CHALLENGE:
Go through the material below and copy each line where the word "xlabel" appears.

Dataset records:
§ §

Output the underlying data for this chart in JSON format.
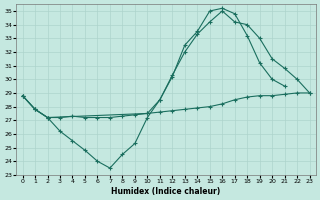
{
  "xlabel": "Humidex (Indice chaleur)",
  "bg_color": "#c5e8e0",
  "grid_color": "#aed4cc",
  "line_color": "#1a6e5e",
  "xlim": [
    -0.5,
    23.5
  ],
  "ylim": [
    23,
    35.5
  ],
  "xticks": [
    0,
    1,
    2,
    3,
    4,
    5,
    6,
    7,
    8,
    9,
    10,
    11,
    12,
    13,
    14,
    15,
    16,
    17,
    18,
    19,
    20,
    21,
    22,
    23
  ],
  "yticks": [
    23,
    24,
    25,
    26,
    27,
    28,
    29,
    30,
    31,
    32,
    33,
    34,
    35
  ],
  "s1x": [
    0,
    1,
    2,
    3,
    4,
    5,
    6,
    7,
    8,
    9,
    10,
    11,
    12,
    13,
    14,
    15,
    16,
    17,
    18,
    19,
    20,
    21,
    22,
    23
  ],
  "s1y": [
    28.8,
    27.8,
    27.2,
    27.2,
    27.3,
    27.2,
    27.2,
    27.2,
    27.3,
    27.4,
    27.5,
    27.6,
    27.7,
    27.8,
    27.9,
    28.0,
    28.2,
    28.5,
    28.7,
    28.8,
    28.8,
    28.9,
    29.0,
    29.0
  ],
  "s2x": [
    0,
    1,
    2,
    3,
    4,
    5,
    6,
    7,
    8,
    9,
    10,
    11,
    12,
    13,
    14,
    15,
    16,
    17,
    18,
    19,
    20,
    21
  ],
  "s2y": [
    28.8,
    27.8,
    27.2,
    26.2,
    25.5,
    24.8,
    24.0,
    23.5,
    24.5,
    25.3,
    27.2,
    28.5,
    30.2,
    32.5,
    33.5,
    35.0,
    35.2,
    34.8,
    33.2,
    31.2,
    30.0,
    29.5
  ],
  "s3x": [
    0,
    1,
    2,
    10,
    11,
    12,
    13,
    14,
    15,
    16,
    17,
    18,
    19,
    20,
    21,
    22,
    23
  ],
  "s3y": [
    28.8,
    27.8,
    27.2,
    27.5,
    28.5,
    30.3,
    32.0,
    33.3,
    34.2,
    35.0,
    34.2,
    34.0,
    33.0,
    31.5,
    30.8,
    30.0,
    29.0
  ]
}
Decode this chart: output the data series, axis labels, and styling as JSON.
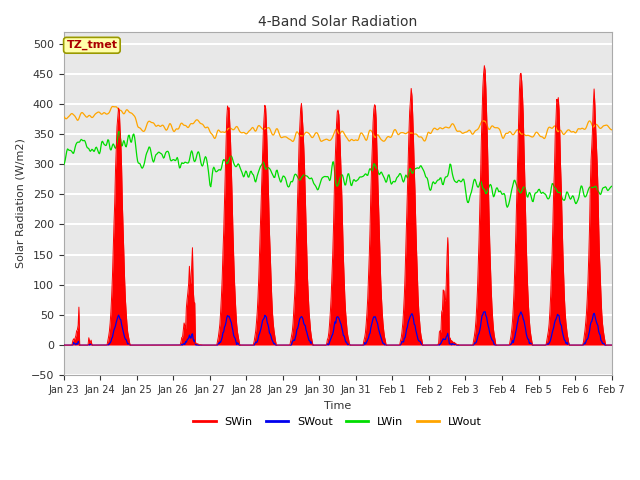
{
  "title": "4-Band Solar Radiation",
  "xlabel": "Time",
  "ylabel": "Solar Radiation (W/m2)",
  "annotation_text": "TZ_tmet",
  "annotation_bg": "#FFFFAA",
  "annotation_border": "#888800",
  "annotation_color": "#AA0000",
  "ylim": [
    -50,
    520
  ],
  "yticks": [
    -50,
    0,
    50,
    100,
    150,
    200,
    250,
    300,
    350,
    400,
    450,
    500
  ],
  "colors": {
    "SWin": "#FF0000",
    "SWout": "#0000EE",
    "LWin": "#00DD00",
    "LWout": "#FFA500"
  },
  "bg_color": "#E8E8E8",
  "num_days": 15,
  "tick_labels": [
    "Jan 23",
    "Jan 24",
    "Jan 25",
    "Jan 26",
    "Jan 27",
    "Jan 28",
    "Jan 29",
    "Jan 30",
    "Jan 31",
    "Feb 1",
    "Feb 2",
    "Feb 3",
    "Feb 4",
    "Feb 5",
    "Feb 6",
    "Feb 7"
  ]
}
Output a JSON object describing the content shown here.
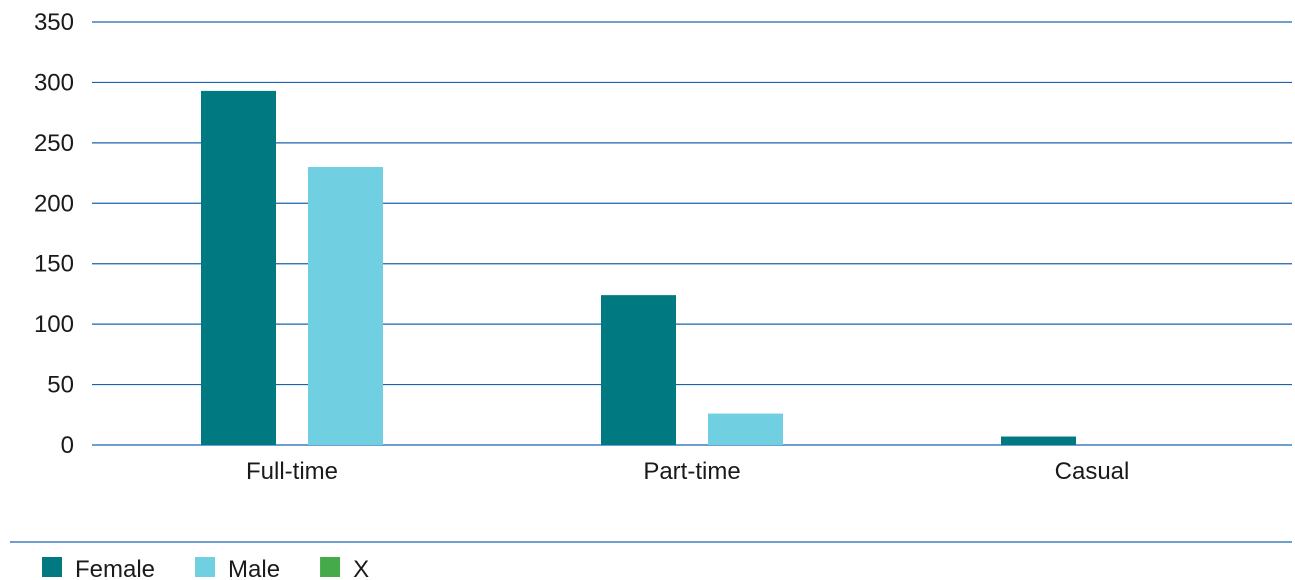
{
  "chart_data": {
    "type": "bar",
    "categories": [
      "Full-time",
      "Part-time",
      "Casual"
    ],
    "series": [
      {
        "name": "Female",
        "values": [
          293,
          124,
          7
        ],
        "color": "#007A80"
      },
      {
        "name": "Male",
        "values": [
          230,
          26,
          0
        ],
        "color": "#70CFE0"
      },
      {
        "name": "X",
        "values": [
          0,
          0,
          0
        ],
        "color": "#44AA4A"
      }
    ],
    "title": "",
    "xlabel": "",
    "ylabel": "",
    "ylim": [
      0,
      350
    ],
    "yticks": [
      0,
      50,
      100,
      150,
      200,
      250,
      300,
      350
    ],
    "grid": true,
    "gridline_color": "#1B63B0",
    "legend_position": "bottom-left"
  }
}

§ §

FINAL RESULT:
  "xlabel": "Humidex (Indice chaleur)",
  "xlabel": "Time",
    "xlabel": "",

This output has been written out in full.